Aim of the task> Filter the entries and keep only the lines where the string "fortbildning" appears.

Data excerpts>
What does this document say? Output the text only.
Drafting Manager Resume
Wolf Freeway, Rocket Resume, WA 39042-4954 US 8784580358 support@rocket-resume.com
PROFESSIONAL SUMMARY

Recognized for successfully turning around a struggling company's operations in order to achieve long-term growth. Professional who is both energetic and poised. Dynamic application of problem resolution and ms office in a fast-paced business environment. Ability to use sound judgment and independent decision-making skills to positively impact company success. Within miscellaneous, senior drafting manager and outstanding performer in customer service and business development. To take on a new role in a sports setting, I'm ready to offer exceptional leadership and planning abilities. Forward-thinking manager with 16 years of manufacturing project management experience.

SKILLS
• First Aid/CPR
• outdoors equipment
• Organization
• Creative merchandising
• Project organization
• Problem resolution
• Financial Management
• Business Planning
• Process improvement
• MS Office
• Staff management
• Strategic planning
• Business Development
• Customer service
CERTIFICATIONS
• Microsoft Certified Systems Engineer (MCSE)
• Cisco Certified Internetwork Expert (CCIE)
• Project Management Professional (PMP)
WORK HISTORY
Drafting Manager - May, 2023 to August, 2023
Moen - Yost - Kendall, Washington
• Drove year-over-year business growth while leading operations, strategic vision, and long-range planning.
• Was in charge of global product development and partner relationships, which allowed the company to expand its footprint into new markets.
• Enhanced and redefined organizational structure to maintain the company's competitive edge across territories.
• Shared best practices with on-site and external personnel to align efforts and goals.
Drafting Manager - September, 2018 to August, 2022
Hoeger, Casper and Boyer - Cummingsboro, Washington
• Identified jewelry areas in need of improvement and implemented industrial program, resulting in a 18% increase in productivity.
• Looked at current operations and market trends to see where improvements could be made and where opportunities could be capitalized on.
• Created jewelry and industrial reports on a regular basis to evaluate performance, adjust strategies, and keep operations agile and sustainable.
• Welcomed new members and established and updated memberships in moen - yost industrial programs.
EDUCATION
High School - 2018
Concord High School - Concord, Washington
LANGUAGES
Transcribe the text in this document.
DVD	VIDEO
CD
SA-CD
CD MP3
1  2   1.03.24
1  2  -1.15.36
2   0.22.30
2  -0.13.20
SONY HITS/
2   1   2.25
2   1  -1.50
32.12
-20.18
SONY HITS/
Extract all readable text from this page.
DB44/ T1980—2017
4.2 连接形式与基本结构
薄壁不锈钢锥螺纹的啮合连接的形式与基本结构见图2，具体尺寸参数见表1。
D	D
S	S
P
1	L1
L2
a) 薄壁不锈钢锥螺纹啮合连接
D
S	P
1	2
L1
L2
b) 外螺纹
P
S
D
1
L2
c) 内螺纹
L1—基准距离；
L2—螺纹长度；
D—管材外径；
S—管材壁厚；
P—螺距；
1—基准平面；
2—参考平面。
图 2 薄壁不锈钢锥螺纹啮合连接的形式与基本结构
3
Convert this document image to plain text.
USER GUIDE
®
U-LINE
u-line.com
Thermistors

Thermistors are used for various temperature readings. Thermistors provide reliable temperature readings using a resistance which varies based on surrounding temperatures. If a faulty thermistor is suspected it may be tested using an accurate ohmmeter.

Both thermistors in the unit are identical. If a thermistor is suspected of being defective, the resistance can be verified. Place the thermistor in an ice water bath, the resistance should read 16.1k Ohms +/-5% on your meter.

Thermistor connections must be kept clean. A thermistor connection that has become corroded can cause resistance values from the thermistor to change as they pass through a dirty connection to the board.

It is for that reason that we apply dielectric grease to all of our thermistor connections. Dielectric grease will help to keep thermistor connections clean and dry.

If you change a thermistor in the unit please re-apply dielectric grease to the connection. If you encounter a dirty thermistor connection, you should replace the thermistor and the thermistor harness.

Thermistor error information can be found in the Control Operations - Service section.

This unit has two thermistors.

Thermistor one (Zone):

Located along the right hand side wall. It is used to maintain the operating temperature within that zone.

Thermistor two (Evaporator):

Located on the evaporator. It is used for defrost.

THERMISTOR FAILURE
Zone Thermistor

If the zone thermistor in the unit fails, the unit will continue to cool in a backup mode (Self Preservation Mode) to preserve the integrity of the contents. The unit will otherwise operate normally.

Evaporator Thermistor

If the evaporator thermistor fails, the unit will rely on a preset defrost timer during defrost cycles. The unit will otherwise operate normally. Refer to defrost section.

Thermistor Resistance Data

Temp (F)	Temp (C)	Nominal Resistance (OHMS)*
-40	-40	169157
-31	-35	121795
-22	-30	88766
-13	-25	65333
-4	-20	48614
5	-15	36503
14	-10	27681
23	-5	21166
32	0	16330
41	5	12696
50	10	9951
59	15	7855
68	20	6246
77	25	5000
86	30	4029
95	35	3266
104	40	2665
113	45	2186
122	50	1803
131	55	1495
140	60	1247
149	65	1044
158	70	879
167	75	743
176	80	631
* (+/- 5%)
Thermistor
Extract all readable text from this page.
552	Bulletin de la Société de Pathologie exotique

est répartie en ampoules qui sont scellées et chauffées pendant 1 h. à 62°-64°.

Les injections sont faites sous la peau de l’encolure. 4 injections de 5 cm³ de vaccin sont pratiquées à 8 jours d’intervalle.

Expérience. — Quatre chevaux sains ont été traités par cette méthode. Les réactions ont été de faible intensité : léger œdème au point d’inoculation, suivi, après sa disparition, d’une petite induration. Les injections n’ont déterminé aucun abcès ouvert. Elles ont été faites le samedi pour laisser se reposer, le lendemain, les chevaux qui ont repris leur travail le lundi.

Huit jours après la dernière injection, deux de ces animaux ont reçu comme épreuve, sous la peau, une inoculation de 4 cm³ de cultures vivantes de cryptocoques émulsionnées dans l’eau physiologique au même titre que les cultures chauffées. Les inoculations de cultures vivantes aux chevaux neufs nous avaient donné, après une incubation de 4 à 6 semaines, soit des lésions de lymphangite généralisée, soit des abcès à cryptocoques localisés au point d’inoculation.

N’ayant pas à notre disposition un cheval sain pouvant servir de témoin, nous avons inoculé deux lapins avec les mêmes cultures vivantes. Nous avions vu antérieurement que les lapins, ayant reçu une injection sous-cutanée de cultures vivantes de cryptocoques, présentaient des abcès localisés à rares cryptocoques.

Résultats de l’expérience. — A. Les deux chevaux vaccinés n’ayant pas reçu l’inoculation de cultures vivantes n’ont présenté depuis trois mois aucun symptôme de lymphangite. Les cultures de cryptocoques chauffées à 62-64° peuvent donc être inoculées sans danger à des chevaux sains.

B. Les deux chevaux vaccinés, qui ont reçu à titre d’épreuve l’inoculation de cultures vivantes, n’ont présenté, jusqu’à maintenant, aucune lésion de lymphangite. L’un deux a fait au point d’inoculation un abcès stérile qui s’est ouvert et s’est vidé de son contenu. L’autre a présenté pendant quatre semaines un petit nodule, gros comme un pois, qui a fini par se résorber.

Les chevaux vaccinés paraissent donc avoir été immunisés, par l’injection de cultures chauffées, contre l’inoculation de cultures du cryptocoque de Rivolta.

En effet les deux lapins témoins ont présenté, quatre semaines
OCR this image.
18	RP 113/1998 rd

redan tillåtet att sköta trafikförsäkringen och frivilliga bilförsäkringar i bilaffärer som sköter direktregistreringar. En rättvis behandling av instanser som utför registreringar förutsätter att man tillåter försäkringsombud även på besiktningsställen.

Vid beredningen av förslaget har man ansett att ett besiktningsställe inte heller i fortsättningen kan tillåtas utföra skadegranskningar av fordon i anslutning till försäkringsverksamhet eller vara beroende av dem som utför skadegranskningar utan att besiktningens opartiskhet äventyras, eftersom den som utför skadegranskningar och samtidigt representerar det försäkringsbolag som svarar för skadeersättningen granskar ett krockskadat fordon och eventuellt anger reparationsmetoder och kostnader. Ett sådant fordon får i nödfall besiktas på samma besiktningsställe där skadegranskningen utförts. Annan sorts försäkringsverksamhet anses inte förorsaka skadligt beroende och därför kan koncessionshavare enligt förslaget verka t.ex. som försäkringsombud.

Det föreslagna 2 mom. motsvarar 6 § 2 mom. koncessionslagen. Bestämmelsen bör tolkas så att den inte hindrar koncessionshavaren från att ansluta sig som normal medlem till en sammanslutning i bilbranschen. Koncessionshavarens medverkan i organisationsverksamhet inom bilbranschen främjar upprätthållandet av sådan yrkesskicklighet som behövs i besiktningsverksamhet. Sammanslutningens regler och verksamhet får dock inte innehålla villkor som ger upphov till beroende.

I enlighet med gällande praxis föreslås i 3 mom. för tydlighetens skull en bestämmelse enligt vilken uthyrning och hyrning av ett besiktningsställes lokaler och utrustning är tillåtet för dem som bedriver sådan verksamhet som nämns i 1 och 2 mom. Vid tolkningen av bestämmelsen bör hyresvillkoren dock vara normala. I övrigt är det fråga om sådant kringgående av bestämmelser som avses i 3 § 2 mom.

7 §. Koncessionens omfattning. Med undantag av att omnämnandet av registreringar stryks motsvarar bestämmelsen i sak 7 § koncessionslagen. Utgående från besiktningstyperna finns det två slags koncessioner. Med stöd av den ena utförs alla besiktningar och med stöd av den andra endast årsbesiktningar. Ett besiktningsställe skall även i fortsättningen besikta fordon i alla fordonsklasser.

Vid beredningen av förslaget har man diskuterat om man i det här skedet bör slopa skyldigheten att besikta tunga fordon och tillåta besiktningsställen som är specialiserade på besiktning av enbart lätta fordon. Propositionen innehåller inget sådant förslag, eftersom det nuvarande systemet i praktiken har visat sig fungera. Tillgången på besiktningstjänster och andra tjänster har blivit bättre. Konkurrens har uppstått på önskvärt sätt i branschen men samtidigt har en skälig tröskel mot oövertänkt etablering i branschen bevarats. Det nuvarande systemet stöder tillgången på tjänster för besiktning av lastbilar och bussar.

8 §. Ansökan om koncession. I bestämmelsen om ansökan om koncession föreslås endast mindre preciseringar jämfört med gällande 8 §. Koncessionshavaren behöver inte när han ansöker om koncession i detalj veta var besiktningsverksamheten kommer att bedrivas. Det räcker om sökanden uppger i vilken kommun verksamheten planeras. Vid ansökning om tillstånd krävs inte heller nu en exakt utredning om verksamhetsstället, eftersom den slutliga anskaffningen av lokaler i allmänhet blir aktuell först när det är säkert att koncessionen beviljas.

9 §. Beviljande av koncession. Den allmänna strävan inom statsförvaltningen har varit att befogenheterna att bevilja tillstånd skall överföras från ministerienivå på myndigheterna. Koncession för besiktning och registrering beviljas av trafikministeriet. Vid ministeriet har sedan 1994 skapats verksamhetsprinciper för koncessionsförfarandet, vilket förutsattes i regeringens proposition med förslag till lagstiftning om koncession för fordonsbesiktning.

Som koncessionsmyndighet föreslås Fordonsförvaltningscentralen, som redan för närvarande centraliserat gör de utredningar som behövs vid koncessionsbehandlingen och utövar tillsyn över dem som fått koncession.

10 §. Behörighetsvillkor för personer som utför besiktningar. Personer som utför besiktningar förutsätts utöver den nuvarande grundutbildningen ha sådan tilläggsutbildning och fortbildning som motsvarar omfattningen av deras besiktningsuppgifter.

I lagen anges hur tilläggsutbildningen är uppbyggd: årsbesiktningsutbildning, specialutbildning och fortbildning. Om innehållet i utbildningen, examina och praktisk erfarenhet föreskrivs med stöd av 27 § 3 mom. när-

Reply>
10 §. Behörighetsvillkor för personer som utför besiktningar. Personer som utför besiktningar förutsätts utöver den nuvarande grundutbildningen ha sådan tilläggsutbildning och fortbildning som motsvarar omfattningen av deras besiktningsuppgifter.
I lagen anges hur tilläggsutbildningen är uppbyggd: årsbesiktningsutbildning, specialutbildning och fortbildning. Om innehållet i utbildningen, examina och praktisk erfarenhet föreskrivs med stöd av 27 § 3 mom. när-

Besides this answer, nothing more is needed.